PROBLEM DETAILS
Every line of the material is to be quoted verbatim, minus the pictures.

--- START OF ROWS ---

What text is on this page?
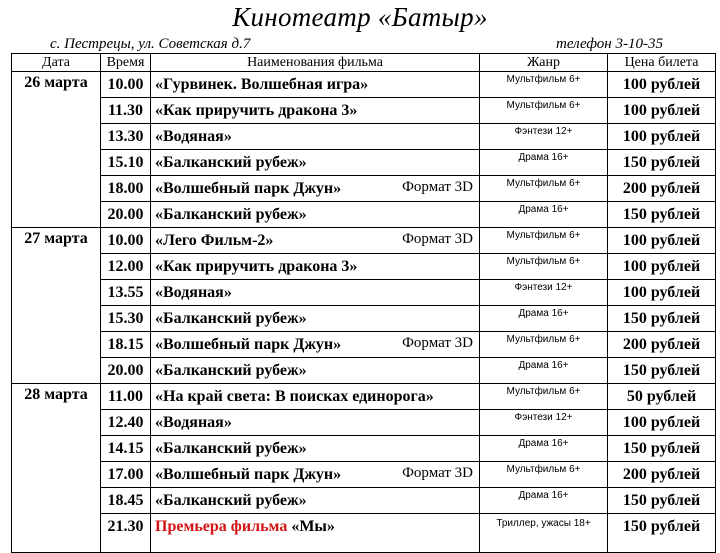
Кинотеатр «Батыр»
с. Пестрецы, ул. Советская д.7	телефон 3-10-35
Дата	Время	Наименования фильма	Жанр	Цена билета
26 марта	10.00	«Гурвинек. Волшебная игра»	Мультфильм 6+	100 рублей
	11.30	«Как приручить дракона 3»	Мультфильм 6+	100 рублей
	13.30	«Водяная»	Фэнтези 12+	100 рублей
	15.10	«Балканский рубеж»	Драма 16+	150 рублей
	18.00	«Волшебный парк Джун» Формат 3D	Мультфильм 6+	200 рублей
	20.00	«Балканский рубеж»	Драма 16+	150 рублей
27 марта	10.00	«Лего Фильм-2» Формат 3D	Мультфильм 6+	100 рублей
	12.00	«Как приручить дракона 3»	Мультфильм 6+	100 рублей
	13.55	«Водяная»	Фэнтези 12+	100 рублей
	15.30	«Балканский рубеж»	Драма 16+	150 рублей
	18.15	«Волшебный парк Джун» Формат 3D	Мультфильм 6+	200 рублей
	20.00	«Балканский рубеж»	Драма 16+	150 рублей
28 марта	11.00	«На край света: В поисках единорога»	Мультфильм 6+	50 рублей
	12.40	«Водяная»	Фэнтези 12+	100 рублей
	14.15	«Балканский рубеж»	Драма 16+	150 рублей
	17.00	«Волшебный парк Джун» Формат 3D	Мультфильм 6+	200 рублей
	18.45	«Балканский рубеж»	Драма 16+	150 рублей
	21.30	Премьера фильма «Мы»	Триллер, ужасы 18+	150 рублей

--- END OF ROWS ---

FULL ANSWER
What text is on this page?
Кинотеатр «Батыр»
с. Пестрецы, ул. Советская д.7	телефон 3-10-35
Дата	Время	Наименования фильма	Жанр	Цена билета
26 марта	10.00	«Гурвинек. Волшебная игра»	Мультфильм 6+	100 рублей
	11.30	«Как приручить дракона 3»	Мультфильм 6+	100 рублей
	13.30	«Водяная»	Фэнтези 12+	100 рублей
	15.10	«Балканский рубеж»	Драма 16+	150 рублей
	18.00	«Волшебный парк Джун» Формат 3D	Мультфильм 6+	200 рублей
	20.00	«Балканский рубеж»	Драма 16+	150 рублей
27 марта	10.00	«Лего Фильм-2» Формат 3D	Мультфильм 6+	100 рублей
	12.00	«Как приручить дракона 3»	Мультфильм 6+	100 рублей
	13.55	«Водяная»	Фэнтези 12+	100 рублей
	15.30	«Балканский рубеж»	Драма 16+	150 рублей
	18.15	«Волшебный парк Джун» Формат 3D	Мультфильм 6+	200 рублей
	20.00	«Балканский рубеж»	Драма 16+	150 рублей
28 марта	11.00	«На край света: В поисках единорога»	Мультфильм 6+	50 рублей
	12.40	«Водяная»	Фэнтези 12+	100 рублей
	14.15	«Балканский рубеж»	Драма 16+	150 рублей
	17.00	«Волшебный парк Джун» Формат 3D	Мультфильм 6+	200 рублей
	18.45	«Балканский рубеж»	Драма 16+	150 рублей
	21.30	Премьера фильма «Мы»	Триллер, ужасы 18+	150 рублей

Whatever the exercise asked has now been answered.